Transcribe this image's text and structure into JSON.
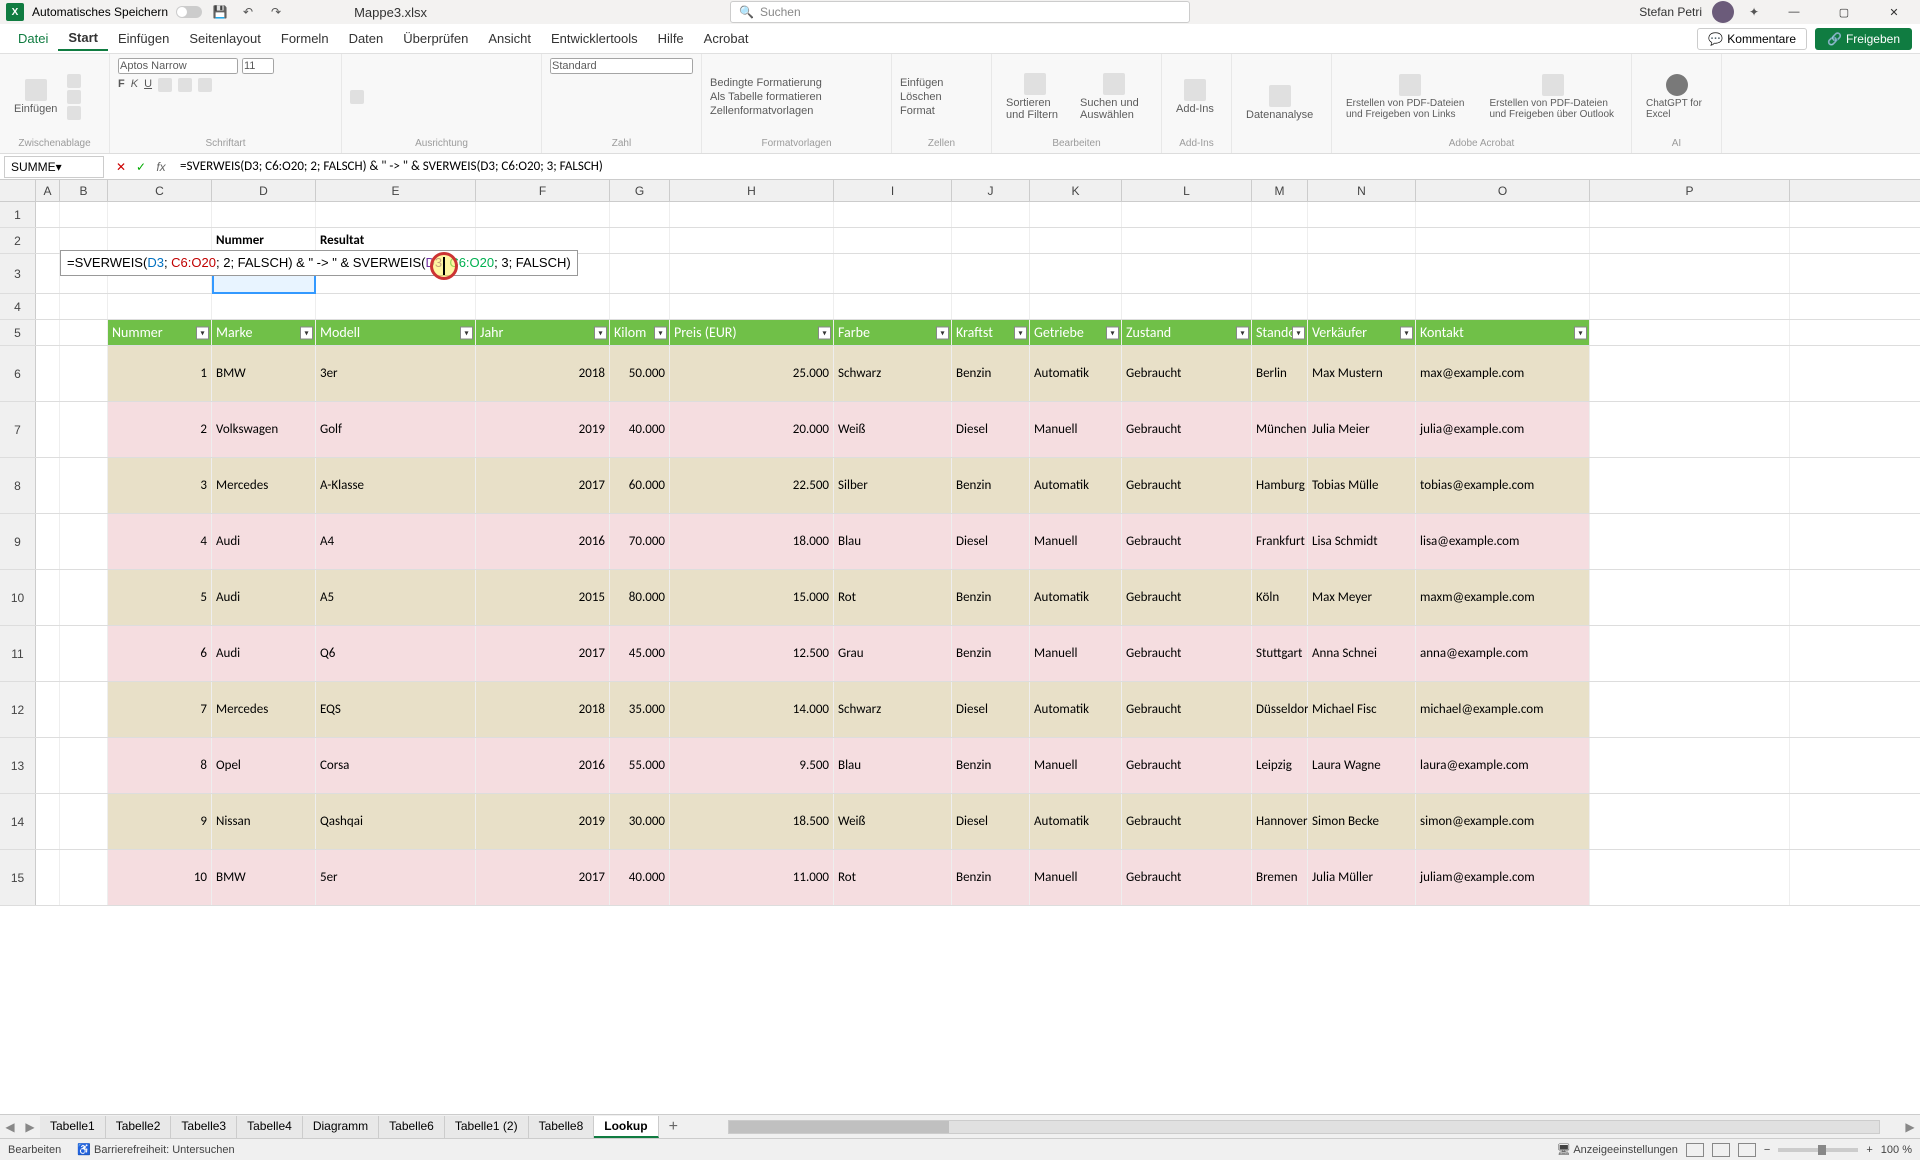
{
  "app": {
    "autosave_label": "Automatisches Speichern",
    "workbook": "Mappe3.xlsx",
    "search_placeholder": "Suchen",
    "user": "Stefan Petri"
  },
  "tabs": {
    "file": "Datei",
    "home": "Start",
    "insert": "Einfügen",
    "page_layout": "Seitenlayout",
    "formulas": "Formeln",
    "data": "Daten",
    "review": "Überprüfen",
    "view": "Ansicht",
    "developer": "Entwicklertools",
    "help": "Hilfe",
    "acrobat": "Acrobat",
    "comments": "Kommentare",
    "share": "Freigeben"
  },
  "ribbon": {
    "paste": "Einfügen",
    "clipboard": "Zwischenablage",
    "font": "Schriftart",
    "font_name": "Aptos Narrow",
    "font_size": "11",
    "alignment": "Ausrichtung",
    "number": "Zahl",
    "number_format": "Standard",
    "cond_format": "Bedingte Formatierung",
    "as_table": "Als Tabelle formatieren",
    "cell_styles": "Zellenformatvorlagen",
    "styles": "Formatvorlagen",
    "insert_cells": "Einfügen",
    "delete_cells": "Löschen",
    "format_cells": "Format",
    "cells": "Zellen",
    "sort_filter": "Sortieren und Filtern",
    "find_select": "Suchen und Auswählen",
    "editing": "Bearbeiten",
    "addins": "Add-Ins",
    "data_analysis": "Datenanalyse",
    "pdf_links": "Erstellen von PDF-Dateien und Freigeben von Links",
    "pdf_outlook": "Erstellen von PDF-Dateien und Freigeben über Outlook",
    "adobe": "Adobe Acrobat",
    "chatgpt": "ChatGPT for Excel",
    "ai": "AI"
  },
  "nameBox": "SUMME",
  "formulaBar": "=SVERWEIS(D3; C6:O20; 2; FALSCH) & \" -> \" & SVERWEIS(D3; C6:O20; 3; FALSCH)",
  "columns": [
    "A",
    "B",
    "C",
    "D",
    "E",
    "F",
    "G",
    "H",
    "I",
    "J",
    "K",
    "L",
    "M",
    "N",
    "O",
    "P"
  ],
  "labels": {
    "nummer": "Nummer",
    "resultat": "Resultat"
  },
  "editFormula": {
    "p1": "=SVERWEIS(",
    "d3a": "D3",
    "sep1": "; ",
    "rng1": "C6:O20",
    "mid1": "; 2; FALSCH) & \" -> \" & SVERWEIS(",
    "d3b": "D3",
    "sep2": "; ",
    "rng2": "C6:O20",
    "end": "; 3; FALSCH)"
  },
  "headers": [
    "Nummer",
    "Marke",
    "Modell",
    "Jahr",
    "Kilom",
    "Preis (EUR)",
    "Farbe",
    "Kraftst",
    "Getriebe",
    "Zustand",
    "Standort",
    "Verkäufer",
    "Kontakt"
  ],
  "rows": [
    {
      "n": "1",
      "marke": "BMW",
      "modell": "3er",
      "jahr": "2018",
      "km": "50.000",
      "preis": "25.000",
      "farbe": "Schwarz",
      "kraft": "Benzin",
      "getr": "Automatik",
      "zust": "Gebraucht",
      "ort": "Berlin",
      "verk": "Max Mustern",
      "kontakt": "max@example.com"
    },
    {
      "n": "2",
      "marke": "Volkswagen",
      "modell": "Golf",
      "jahr": "2019",
      "km": "40.000",
      "preis": "20.000",
      "farbe": "Weiß",
      "kraft": "Diesel",
      "getr": "Manuell",
      "zust": "Gebraucht",
      "ort": "München",
      "verk": "Julia Meier",
      "kontakt": "julia@example.com"
    },
    {
      "n": "3",
      "marke": "Mercedes",
      "modell": "A-Klasse",
      "jahr": "2017",
      "km": "60.000",
      "preis": "22.500",
      "farbe": "Silber",
      "kraft": "Benzin",
      "getr": "Automatik",
      "zust": "Gebraucht",
      "ort": "Hamburg",
      "verk": "Tobias Mülle",
      "kontakt": "tobias@example.com"
    },
    {
      "n": "4",
      "marke": "Audi",
      "modell": "A4",
      "jahr": "2016",
      "km": "70.000",
      "preis": "18.000",
      "farbe": "Blau",
      "kraft": "Diesel",
      "getr": "Manuell",
      "zust": "Gebraucht",
      "ort": "Frankfurt",
      "verk": "Lisa Schmidt",
      "kontakt": "lisa@example.com"
    },
    {
      "n": "5",
      "marke": "Audi",
      "modell": "A5",
      "jahr": "2015",
      "km": "80.000",
      "preis": "15.000",
      "farbe": "Rot",
      "kraft": "Benzin",
      "getr": "Automatik",
      "zust": "Gebraucht",
      "ort": "Köln",
      "verk": "Max Meyer",
      "kontakt": "maxm@example.com"
    },
    {
      "n": "6",
      "marke": "Audi",
      "modell": "Q6",
      "jahr": "2017",
      "km": "45.000",
      "preis": "12.500",
      "farbe": "Grau",
      "kraft": "Benzin",
      "getr": "Manuell",
      "zust": "Gebraucht",
      "ort": "Stuttgart",
      "verk": "Anna Schnei",
      "kontakt": "anna@example.com"
    },
    {
      "n": "7",
      "marke": "Mercedes",
      "modell": "EQS",
      "jahr": "2018",
      "km": "35.000",
      "preis": "14.000",
      "farbe": "Schwarz",
      "kraft": "Diesel",
      "getr": "Automatik",
      "zust": "Gebraucht",
      "ort": "Düsseldorf",
      "verk": "Michael Fisc",
      "kontakt": "michael@example.com"
    },
    {
      "n": "8",
      "marke": "Opel",
      "modell": "Corsa",
      "jahr": "2016",
      "km": "55.000",
      "preis": "9.500",
      "farbe": "Blau",
      "kraft": "Benzin",
      "getr": "Manuell",
      "zust": "Gebraucht",
      "ort": "Leipzig",
      "verk": "Laura Wagne",
      "kontakt": "laura@example.com"
    },
    {
      "n": "9",
      "marke": "Nissan",
      "modell": "Qashqai",
      "jahr": "2019",
      "km": "30.000",
      "preis": "18.500",
      "farbe": "Weiß",
      "kraft": "Diesel",
      "getr": "Automatik",
      "zust": "Gebraucht",
      "ort": "Hannover",
      "verk": "Simon Becke",
      "kontakt": "simon@example.com"
    },
    {
      "n": "10",
      "marke": "BMW",
      "modell": "5er",
      "jahr": "2017",
      "km": "40.000",
      "preis": "11.000",
      "farbe": "Rot",
      "kraft": "Benzin",
      "getr": "Manuell",
      "zust": "Gebraucht",
      "ort": "Bremen",
      "verk": "Julia Müller",
      "kontakt": "juliam@example.com"
    }
  ],
  "sheets": [
    "Tabelle1",
    "Tabelle2",
    "Tabelle3",
    "Tabelle4",
    "Diagramm",
    "Tabelle6",
    "Tabelle1 (2)",
    "Tabelle8",
    "Lookup"
  ],
  "status": {
    "mode": "Bearbeiten",
    "access": "Barrierefreiheit: Untersuchen",
    "display": "Anzeigeeinstellungen",
    "zoom": "100 %"
  }
}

***

CHALLENGE: Pictures in the data above should not be copied; transcribe everything else exactly.

WRITTEN ANSWER:
Transcribe this image's text and structure into JSON.
{
  "app": {
    "autosave_label": "Automatisches Speichern",
    "workbook": "Mappe3.xlsx",
    "search_placeholder": "Suchen",
    "user": "Stefan Petri"
  },
  "tabs": {
    "file": "Datei",
    "home": "Start",
    "insert": "Einfügen",
    "page_layout": "Seitenlayout",
    "formulas": "Formeln",
    "data": "Daten",
    "review": "Überprüfen",
    "view": "Ansicht",
    "developer": "Entwicklertools",
    "help": "Hilfe",
    "acrobat": "Acrobat",
    "comments": "Kommentare",
    "share": "Freigeben"
  },
  "ribbon": {
    "paste": "Einfügen",
    "clipboard": "Zwischenablage",
    "font": "Schriftart",
    "font_name": "Aptos Narrow",
    "font_size": "11",
    "alignment": "Ausrichtung",
    "number": "Zahl",
    "number_format": "Standard",
    "cond_format": "Bedingte Formatierung",
    "as_table": "Als Tabelle formatieren",
    "cell_styles": "Zellenformatvorlagen",
    "styles": "Formatvorlagen",
    "insert_cells": "Einfügen",
    "delete_cells": "Löschen",
    "format_cells": "Format",
    "cells": "Zellen",
    "sort_filter": "Sortieren und Filtern",
    "find_select": "Suchen und Auswählen",
    "editing": "Bearbeiten",
    "addins": "Add-Ins",
    "data_analysis": "Datenanalyse",
    "pdf_links": "Erstellen von PDF-Dateien und Freigeben von Links",
    "pdf_outlook": "Erstellen von PDF-Dateien und Freigeben über Outlook",
    "adobe": "Adobe Acrobat",
    "chatgpt": "ChatGPT for Excel",
    "ai": "AI"
  },
  "nameBox": "SUMME",
  "formulaBar": "=SVERWEIS(D3; C6:O20; 2; FALSCH) & \" -> \" & SVERWEIS(D3; C6:O20; 3; FALSCH)",
  "columns": [
    "A",
    "B",
    "C",
    "D",
    "E",
    "F",
    "G",
    "H",
    "I",
    "J",
    "K",
    "L",
    "M",
    "N",
    "O",
    "P"
  ],
  "labels": {
    "nummer": "Nummer",
    "resultat": "Resultat"
  },
  "editFormula": {
    "p1": "=SVERWEIS(",
    "d3a": "D3",
    "sep1": "; ",
    "rng1": "C6:O20",
    "mid1": "; 2; FALSCH) & \" -> \" & SVERWEIS(",
    "d3b": "D3",
    "sep2": "; ",
    "rng2": "C6:O20",
    "end": "; 3; FALSCH)"
  },
  "headers": [
    "Nummer",
    "Marke",
    "Modell",
    "Jahr",
    "Kilom",
    "Preis (EUR)",
    "Farbe",
    "Kraftst",
    "Getriebe",
    "Zustand",
    "Standort",
    "Verkäufer",
    "Kontakt"
  ],
  "rows": [
    {
      "n": "1",
      "marke": "BMW",
      "modell": "3er",
      "jahr": "2018",
      "km": "50.000",
      "preis": "25.000",
      "farbe": "Schwarz",
      "kraft": "Benzin",
      "getr": "Automatik",
      "zust": "Gebraucht",
      "ort": "Berlin",
      "verk": "Max Mustern",
      "kontakt": "max@example.com"
    },
    {
      "n": "2",
      "marke": "Volkswagen",
      "modell": "Golf",
      "jahr": "2019",
      "km": "40.000",
      "preis": "20.000",
      "farbe": "Weiß",
      "kraft": "Diesel",
      "getr": "Manuell",
      "zust": "Gebraucht",
      "ort": "München",
      "verk": "Julia Meier",
      "kontakt": "julia@example.com"
    },
    {
      "n": "3",
      "marke": "Mercedes",
      "modell": "A-Klasse",
      "jahr": "2017",
      "km": "60.000",
      "preis": "22.500",
      "farbe": "Silber",
      "kraft": "Benzin",
      "getr": "Automatik",
      "zust": "Gebraucht",
      "ort": "Hamburg",
      "verk": "Tobias Mülle",
      "kontakt": "tobias@example.com"
    },
    {
      "n": "4",
      "marke": "Audi",
      "modell": "A4",
      "jahr": "2016",
      "km": "70.000",
      "preis": "18.000",
      "farbe": "Blau",
      "kraft": "Diesel",
      "getr": "Manuell",
      "zust": "Gebraucht",
      "ort": "Frankfurt",
      "verk": "Lisa Schmidt",
      "kontakt": "lisa@example.com"
    },
    {
      "n": "5",
      "marke": "Audi",
      "modell": "A5",
      "jahr": "2015",
      "km": "80.000",
      "preis": "15.000",
      "farbe": "Rot",
      "kraft": "Benzin",
      "getr": "Automatik",
      "zust": "Gebraucht",
      "ort": "Köln",
      "verk": "Max Meyer",
      "kontakt": "maxm@example.com"
    },
    {
      "n": "6",
      "marke": "Audi",
      "modell": "Q6",
      "jahr": "2017",
      "km": "45.000",
      "preis": "12.500",
      "farbe": "Grau",
      "kraft": "Benzin",
      "getr": "Manuell",
      "zust": "Gebraucht",
      "ort": "Stuttgart",
      "verk": "Anna Schnei",
      "kontakt": "anna@example.com"
    },
    {
      "n": "7",
      "marke": "Mercedes",
      "modell": "EQS",
      "jahr": "2018",
      "km": "35.000",
      "preis": "14.000",
      "farbe": "Schwarz",
      "kraft": "Diesel",
      "getr": "Automatik",
      "zust": "Gebraucht",
      "ort": "Düsseldorf",
      "verk": "Michael Fisc",
      "kontakt": "michael@example.com"
    },
    {
      "n": "8",
      "marke": "Opel",
      "modell": "Corsa",
      "jahr": "2016",
      "km": "55.000",
      "preis": "9.500",
      "farbe": "Blau",
      "kraft": "Benzin",
      "getr": "Manuell",
      "zust": "Gebraucht",
      "ort": "Leipzig",
      "verk": "Laura Wagne",
      "kontakt": "laura@example.com"
    },
    {
      "n": "9",
      "marke": "Nissan",
      "modell": "Qashqai",
      "jahr": "2019",
      "km": "30.000",
      "preis": "18.500",
      "farbe": "Weiß",
      "kraft": "Diesel",
      "getr": "Automatik",
      "zust": "Gebraucht",
      "ort": "Hannover",
      "verk": "Simon Becke",
      "kontakt": "simon@example.com"
    },
    {
      "n": "10",
      "marke": "BMW",
      "modell": "5er",
      "jahr": "2017",
      "km": "40.000",
      "preis": "11.000",
      "farbe": "Rot",
      "kraft": "Benzin",
      "getr": "Manuell",
      "zust": "Gebraucht",
      "ort": "Bremen",
      "verk": "Julia Müller",
      "kontakt": "juliam@example.com"
    }
  ],
  "sheets": [
    "Tabelle1",
    "Tabelle2",
    "Tabelle3",
    "Tabelle4",
    "Diagramm",
    "Tabelle6",
    "Tabelle1 (2)",
    "Tabelle8",
    "Lookup"
  ],
  "status": {
    "mode": "Bearbeiten",
    "access": "Barrierefreiheit: Untersuchen",
    "display": "Anzeigeeinstellungen",
    "zoom": "100 %"
  }
}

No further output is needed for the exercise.